__Work to be completed__
Write out the records again, exactly, leaving none out.

__Material for this exercise__
=-=-=-=-=

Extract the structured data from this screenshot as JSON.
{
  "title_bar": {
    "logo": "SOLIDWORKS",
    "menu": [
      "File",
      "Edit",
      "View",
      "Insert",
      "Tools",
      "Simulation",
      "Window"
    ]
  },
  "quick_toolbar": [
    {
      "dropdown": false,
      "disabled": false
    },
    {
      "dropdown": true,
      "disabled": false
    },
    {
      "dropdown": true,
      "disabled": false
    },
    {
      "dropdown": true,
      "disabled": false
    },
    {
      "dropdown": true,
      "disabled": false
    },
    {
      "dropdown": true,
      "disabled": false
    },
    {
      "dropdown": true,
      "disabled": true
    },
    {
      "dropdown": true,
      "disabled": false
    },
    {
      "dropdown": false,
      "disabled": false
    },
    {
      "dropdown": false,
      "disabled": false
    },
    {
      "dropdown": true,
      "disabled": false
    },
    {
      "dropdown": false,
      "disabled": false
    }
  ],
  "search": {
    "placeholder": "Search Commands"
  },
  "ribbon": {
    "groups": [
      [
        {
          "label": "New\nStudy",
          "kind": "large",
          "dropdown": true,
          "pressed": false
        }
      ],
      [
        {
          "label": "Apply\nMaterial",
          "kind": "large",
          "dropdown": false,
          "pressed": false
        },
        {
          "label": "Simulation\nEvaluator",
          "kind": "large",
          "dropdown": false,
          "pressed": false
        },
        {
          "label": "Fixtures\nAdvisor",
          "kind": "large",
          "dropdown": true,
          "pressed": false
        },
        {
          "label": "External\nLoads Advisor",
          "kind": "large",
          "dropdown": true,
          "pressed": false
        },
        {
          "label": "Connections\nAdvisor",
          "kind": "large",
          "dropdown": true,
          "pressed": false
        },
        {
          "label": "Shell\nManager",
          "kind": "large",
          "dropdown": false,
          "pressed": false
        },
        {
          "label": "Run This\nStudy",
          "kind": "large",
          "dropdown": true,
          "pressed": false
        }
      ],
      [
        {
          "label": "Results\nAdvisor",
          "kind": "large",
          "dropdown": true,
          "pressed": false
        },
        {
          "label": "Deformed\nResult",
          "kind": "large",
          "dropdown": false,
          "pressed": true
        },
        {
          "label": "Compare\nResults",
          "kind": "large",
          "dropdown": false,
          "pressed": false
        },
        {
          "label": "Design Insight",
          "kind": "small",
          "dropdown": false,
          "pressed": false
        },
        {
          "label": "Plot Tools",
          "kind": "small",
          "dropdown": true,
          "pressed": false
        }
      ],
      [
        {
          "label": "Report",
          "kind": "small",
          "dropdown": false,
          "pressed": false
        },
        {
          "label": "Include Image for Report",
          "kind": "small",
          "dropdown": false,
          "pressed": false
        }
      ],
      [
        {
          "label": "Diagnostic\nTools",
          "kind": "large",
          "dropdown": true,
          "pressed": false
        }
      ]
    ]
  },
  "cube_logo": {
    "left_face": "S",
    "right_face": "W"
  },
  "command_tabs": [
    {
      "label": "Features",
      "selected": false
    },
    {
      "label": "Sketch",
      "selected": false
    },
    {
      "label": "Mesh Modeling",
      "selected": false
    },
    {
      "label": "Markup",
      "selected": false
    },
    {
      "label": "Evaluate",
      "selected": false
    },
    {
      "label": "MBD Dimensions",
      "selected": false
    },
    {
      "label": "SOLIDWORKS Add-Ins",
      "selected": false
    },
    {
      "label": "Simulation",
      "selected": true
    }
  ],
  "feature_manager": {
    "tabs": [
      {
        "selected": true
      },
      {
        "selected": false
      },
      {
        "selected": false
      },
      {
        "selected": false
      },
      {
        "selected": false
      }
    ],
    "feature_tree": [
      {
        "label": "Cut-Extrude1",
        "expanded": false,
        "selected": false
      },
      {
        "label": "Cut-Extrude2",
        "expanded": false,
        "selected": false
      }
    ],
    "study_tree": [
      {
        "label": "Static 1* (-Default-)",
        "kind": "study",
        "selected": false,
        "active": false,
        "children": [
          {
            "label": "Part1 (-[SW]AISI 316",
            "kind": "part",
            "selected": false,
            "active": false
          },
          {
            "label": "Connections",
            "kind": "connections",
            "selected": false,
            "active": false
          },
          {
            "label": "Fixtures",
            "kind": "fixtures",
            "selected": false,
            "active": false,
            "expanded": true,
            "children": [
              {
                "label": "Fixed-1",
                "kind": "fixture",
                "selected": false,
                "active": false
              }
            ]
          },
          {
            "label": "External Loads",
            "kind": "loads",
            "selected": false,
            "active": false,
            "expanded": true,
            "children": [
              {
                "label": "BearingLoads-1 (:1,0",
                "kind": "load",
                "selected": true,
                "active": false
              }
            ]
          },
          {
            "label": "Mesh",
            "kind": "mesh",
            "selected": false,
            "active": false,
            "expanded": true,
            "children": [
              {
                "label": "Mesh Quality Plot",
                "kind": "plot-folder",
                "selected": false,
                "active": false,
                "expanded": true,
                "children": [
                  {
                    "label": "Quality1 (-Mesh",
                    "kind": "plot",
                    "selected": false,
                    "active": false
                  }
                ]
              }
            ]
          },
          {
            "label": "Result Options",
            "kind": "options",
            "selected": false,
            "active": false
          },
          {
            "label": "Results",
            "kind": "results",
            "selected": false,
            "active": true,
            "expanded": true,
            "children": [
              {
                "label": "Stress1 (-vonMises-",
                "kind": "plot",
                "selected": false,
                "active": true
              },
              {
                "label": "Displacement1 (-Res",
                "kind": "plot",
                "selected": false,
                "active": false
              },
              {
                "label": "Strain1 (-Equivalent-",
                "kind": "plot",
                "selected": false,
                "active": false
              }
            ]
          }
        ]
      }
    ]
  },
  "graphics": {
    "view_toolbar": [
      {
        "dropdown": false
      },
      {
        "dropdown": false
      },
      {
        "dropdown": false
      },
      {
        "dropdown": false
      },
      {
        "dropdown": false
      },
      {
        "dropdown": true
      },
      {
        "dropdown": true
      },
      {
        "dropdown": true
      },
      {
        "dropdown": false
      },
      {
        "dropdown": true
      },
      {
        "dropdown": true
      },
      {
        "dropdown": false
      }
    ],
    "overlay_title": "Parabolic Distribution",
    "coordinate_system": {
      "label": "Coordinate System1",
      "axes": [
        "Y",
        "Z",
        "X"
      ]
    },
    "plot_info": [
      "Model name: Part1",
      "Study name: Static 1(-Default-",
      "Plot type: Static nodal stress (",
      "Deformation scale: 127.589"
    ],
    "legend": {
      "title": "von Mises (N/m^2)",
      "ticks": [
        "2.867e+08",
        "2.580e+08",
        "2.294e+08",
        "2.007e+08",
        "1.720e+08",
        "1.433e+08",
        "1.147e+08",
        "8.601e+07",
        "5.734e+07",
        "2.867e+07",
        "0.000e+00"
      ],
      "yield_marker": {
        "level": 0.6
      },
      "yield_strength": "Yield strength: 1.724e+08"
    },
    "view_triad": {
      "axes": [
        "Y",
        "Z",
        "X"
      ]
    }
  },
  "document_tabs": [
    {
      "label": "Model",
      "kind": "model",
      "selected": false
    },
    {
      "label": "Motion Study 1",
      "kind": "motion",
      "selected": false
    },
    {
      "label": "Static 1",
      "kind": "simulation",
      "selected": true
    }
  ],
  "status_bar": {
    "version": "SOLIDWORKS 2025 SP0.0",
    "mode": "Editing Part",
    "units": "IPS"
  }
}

=-=-=-=-=

__Solution to this problem__
Extract the structured data from this screenshot as JSON.
{
  "title_bar": {
    "logo": "SOLIDWORKS",
    "menu": [
      "File",
      "Edit",
      "View",
      "Insert",
      "Tools",
      "Simulation",
      "Window"
    ]
  },
  "quick_toolbar": [
    {
      "dropdown": false,
      "disabled": false
    },
    {
      "dropdown": true,
      "disabled": false
    },
    {
      "dropdown": true,
      "disabled": false
    },
    {
      "dropdown": true,
      "disabled": false
    },
    {
      "dropdown": true,
      "disabled": false
    },
    {
      "dropdown": true,
      "disabled": false
    },
    {
      "dropdown": true,
      "disabled": true
    },
    {
      "dropdown": true,
      "disabled": false
    },
    {
      "dropdown": false,
      "disabled": false
    },
    {
      "dropdown": false,
      "disabled": false
    },
    {
      "dropdown": true,
      "disabled": false
    },
    {
      "dropdown": false,
      "disabled": false
    }
  ],
  "search": {
    "placeholder": "Search Commands"
  },
  "ribbon": {
    "groups": [
      [
        {
          "label": "New\nStudy",
          "kind": "large",
          "dropdown": true,
          "pressed": false
        }
      ],
      [
        {
          "label": "Apply\nMaterial",
          "kind": "large",
          "dropdown": false,
          "pressed": false
        },
        {
          "label": "Simulation\nEvaluator",
          "kind": "large",
          "dropdown": false,
          "pressed": false
        },
        {
          "label": "Fixtures\nAdvisor",
          "kind": "large",
          "dropdown": true,
          "pressed": false
        },
        {
          "label": "External\nLoads Advisor",
          "kind": "large",
          "dropdown": true,
          "pressed": false
        },
        {
          "label": "Connections\nAdvisor",
          "kind": "large",
          "dropdown": true,
          "pressed": false
        },
        {
          "label": "Shell\nManager",
          "kind": "large",
          "dropdown": false,
          "pressed": false
        },
        {
          "label": "Run This\nStudy",
          "kind": "large",
          "dropdown": true,
          "pressed": false
        }
      ],
      [
        {
          "label": "Results\nAdvisor",
          "kind": "large",
          "dropdown": true,
          "pressed": false
        },
        {
          "label": "Deformed\nResult",
          "kind": "large",
          "dropdown": false,
          "pressed": true
        },
        {
          "label": "Compare\nResults",
          "kind": "large",
          "dropdown": false,
          "pressed": false
        },
        {
          "label": "Design Insight",
          "kind": "small",
          "dropdown": false,
          "pressed": false
        },
        {
          "label": "Plot Tools",
          "kind": "small",
          "dropdown": true,
          "pressed": false
        }
      ],
      [
        {
          "label": "Report",
          "kind": "small",
          "dropdown": false,
          "pressed": false
        },
        {
          "label": "Include Image for Report",
          "kind": "small",
          "dropdown": false,
          "pressed": false
        }
      ],
      [
        {
          "label": "Diagnostic\nTools",
          "kind": "large",
          "dropdown": true,
          "pressed": false
        }
      ]
    ]
  },
  "cube_logo": {
    "left_face": "S",
    "right_face": "W"
  },
  "command_tabs": [
    {
      "label": "Features",
      "selected": false
    },
    {
      "label": "Sketch",
      "selected": false
    },
    {
      "label": "Mesh Modeling",
      "selected": false
    },
    {
      "label": "Markup",
      "selected": false
    },
    {
      "label": "Evaluate",
      "selected": false
    },
    {
      "label": "MBD Dimensions",
      "selected": false
    },
    {
      "label": "SOLIDWORKS Add-Ins",
      "selected": false
    },
    {
      "label": "Simulation",
      "selected": true
    }
  ],
  "feature_manager": {
    "tabs": [
      {
        "selected": true
      },
      {
        "selected": false
      },
      {
        "selected": false
      },
      {
        "selected": false
      },
      {
        "selected": false
      }
    ],
    "feature_tree": [
      {
        "label": "Cut-Extrude1",
        "expanded": false,
        "selected": false
      },
      {
        "label": "Cut-Extrude2",
        "expanded": false,
        "selected": false
      }
    ],
    "study_tree": [
      {
        "label": "Static 1* (-Default-)",
        "kind": "study",
        "selected": false,
        "active": false,
        "children": [
          {
            "label": "Part1 (-[SW]AISI 316",
            "kind": "part",
            "selected": false,
            "active": false
          },
          {
            "label": "Connections",
            "kind": "connections",
            "selected": false,
            "active": false
          },
          {
            "label": "Fixtures",
            "kind": "fixtures",
            "selected": false,
            "active": false,
            "expanded": true,
            "children": [
              {
                "label": "Fixed-1",
                "kind": "fixture",
                "selected": false,
                "active": false
              }
            ]
          },
          {
            "label": "External Loads",
            "kind": "loads",
            "selected": false,
            "active": false,
            "expanded": true,
            "children": [
              {
                "label": "BearingLoads-1 (:1,0",
                "kind": "load",
                "selected": true,
                "active": false
              }
            ]
          },
          {
            "label": "Mesh",
            "kind": "mesh",
            "selected": false,
            "active": false,
            "expanded": true,
            "children": [
              {
                "label": "Mesh Quality Plot",
                "kind": "plot-folder",
                "selected": false,
                "active": false,
                "expanded": true,
                "children": [
                  {
                    "label": "Quality1 (-Mesh",
                    "kind": "plot",
                    "selected": false,
                    "active": false
                  }
                ]
              }
            ]
          },
          {
            "label": "Result Options",
            "kind": "options",
            "selected": false,
            "active": false
          },
          {
            "label": "Results",
            "kind": "results",
            "selected": false,
            "active": true,
            "expanded": true,
            "children": [
              {
                "label": "Stress1 (-vonMises-",
                "kind": "plot",
                "selected": false,
                "active": true
              },
              {
                "label": "Displacement1 (-Res",
                "kind": "plot",
                "selected": false,
                "active": false
              },
              {
                "label": "Strain1 (-Equivalent-",
                "kind": "plot",
                "selected": false,
                "active": false
              }
            ]
          }
        ]
      }
    ]
  },
  "graphics": {
    "view_toolbar": [
      {
        "dropdown": false
      },
      {
        "dropdown": false
      },
      {
        "dropdown": false
      },
      {
        "dropdown": false
      },
      {
        "dropdown": false
      },
      {
        "dropdown": true
      },
      {
        "dropdown": true
      },
      {
        "dropdown": true
      },
      {
        "dropdown": false
      },
      {
        "dropdown": true
      },
      {
        "dropdown": true
      },
      {
        "dropdown": false
      }
    ],
    "overlay_title": "Parabolic Distribution",
    "coordinate_system": {
      "label": "Coordinate System1",
      "axes": [
        "Y",
        "Z",
        "X"
      ]
    },
    "plot_info": [
      "Model name: Part1",
      "Study name: Static 1(-Default-",
      "Plot type: Static nodal stress (",
      "Deformation scale: 127.589"
    ],
    "legend": {
      "title": "von Mises (N/m^2)",
      "ticks": [
        "2.867e+08",
        "2.580e+08",
        "2.294e+08",
        "2.007e+08",
        "1.720e+08",
        "1.433e+08",
        "1.147e+08",
        "8.601e+07",
        "5.734e+07",
        "2.867e+07",
        "0.000e+00"
      ],
      "yield_marker": {
        "level": 0.6
      },
      "yield_strength": "Yield strength: 1.724e+08"
    },
    "view_triad": {
      "axes": [
        "Y",
        "Z",
        "X"
      ]
    }
  },
  "document_tabs": [
    {
      "label": "Model",
      "kind": "model",
      "selected": false
    },
    {
      "label": "Motion Study 1",
      "kind": "motion",
      "selected": false
    },
    {
      "label": "Static 1",
      "kind": "simulation",
      "selected": true
    }
  ],
  "status_bar": {
    "version": "SOLIDWORKS 2025 SP0.0",
    "mode": "Editing Part",
    "units": "IPS"
  }
}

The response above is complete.